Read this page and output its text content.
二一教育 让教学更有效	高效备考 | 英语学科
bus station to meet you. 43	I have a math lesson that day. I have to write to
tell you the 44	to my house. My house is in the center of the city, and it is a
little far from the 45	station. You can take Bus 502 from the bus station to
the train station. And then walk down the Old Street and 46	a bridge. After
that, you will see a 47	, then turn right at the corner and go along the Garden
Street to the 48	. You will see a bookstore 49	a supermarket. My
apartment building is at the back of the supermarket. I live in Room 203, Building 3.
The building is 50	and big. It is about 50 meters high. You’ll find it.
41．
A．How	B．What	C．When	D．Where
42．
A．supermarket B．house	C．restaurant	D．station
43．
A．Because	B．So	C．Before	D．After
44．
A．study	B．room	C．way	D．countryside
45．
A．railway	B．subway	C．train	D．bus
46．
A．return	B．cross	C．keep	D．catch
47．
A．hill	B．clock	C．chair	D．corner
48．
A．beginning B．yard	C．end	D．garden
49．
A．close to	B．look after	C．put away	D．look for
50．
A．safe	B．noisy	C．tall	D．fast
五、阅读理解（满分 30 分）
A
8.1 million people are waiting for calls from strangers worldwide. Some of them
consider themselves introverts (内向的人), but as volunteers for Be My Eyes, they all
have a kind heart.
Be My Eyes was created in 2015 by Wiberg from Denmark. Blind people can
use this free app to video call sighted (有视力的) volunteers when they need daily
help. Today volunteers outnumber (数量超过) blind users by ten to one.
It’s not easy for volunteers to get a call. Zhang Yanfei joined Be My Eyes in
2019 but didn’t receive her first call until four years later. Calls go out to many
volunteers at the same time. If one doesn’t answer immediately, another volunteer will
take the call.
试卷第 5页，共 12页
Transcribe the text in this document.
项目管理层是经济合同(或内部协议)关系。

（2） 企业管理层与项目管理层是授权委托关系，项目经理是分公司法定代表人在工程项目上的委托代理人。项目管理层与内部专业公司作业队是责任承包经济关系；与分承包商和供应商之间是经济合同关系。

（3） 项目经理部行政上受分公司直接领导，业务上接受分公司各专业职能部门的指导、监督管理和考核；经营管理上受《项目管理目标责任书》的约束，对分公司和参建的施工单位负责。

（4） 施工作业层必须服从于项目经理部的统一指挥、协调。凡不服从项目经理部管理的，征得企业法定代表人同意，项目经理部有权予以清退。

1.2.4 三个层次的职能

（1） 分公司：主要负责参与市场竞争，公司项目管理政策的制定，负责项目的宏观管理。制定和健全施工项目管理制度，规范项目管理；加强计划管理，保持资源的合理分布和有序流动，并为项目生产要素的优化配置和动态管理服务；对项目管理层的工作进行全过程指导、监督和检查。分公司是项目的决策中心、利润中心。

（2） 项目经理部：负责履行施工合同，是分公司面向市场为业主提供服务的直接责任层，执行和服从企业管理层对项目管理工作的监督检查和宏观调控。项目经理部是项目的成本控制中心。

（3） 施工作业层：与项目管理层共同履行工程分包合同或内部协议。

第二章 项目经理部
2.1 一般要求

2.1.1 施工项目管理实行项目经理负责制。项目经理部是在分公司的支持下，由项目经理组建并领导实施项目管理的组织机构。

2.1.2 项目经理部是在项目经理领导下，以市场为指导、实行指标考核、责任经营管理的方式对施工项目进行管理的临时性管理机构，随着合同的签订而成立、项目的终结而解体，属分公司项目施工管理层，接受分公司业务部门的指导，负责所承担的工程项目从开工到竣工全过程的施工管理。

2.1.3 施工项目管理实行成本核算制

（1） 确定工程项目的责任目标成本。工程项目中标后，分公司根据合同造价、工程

● ● ● ● ● ● ●

Report how many lines of the listing hold the string "that", giving only the number.

2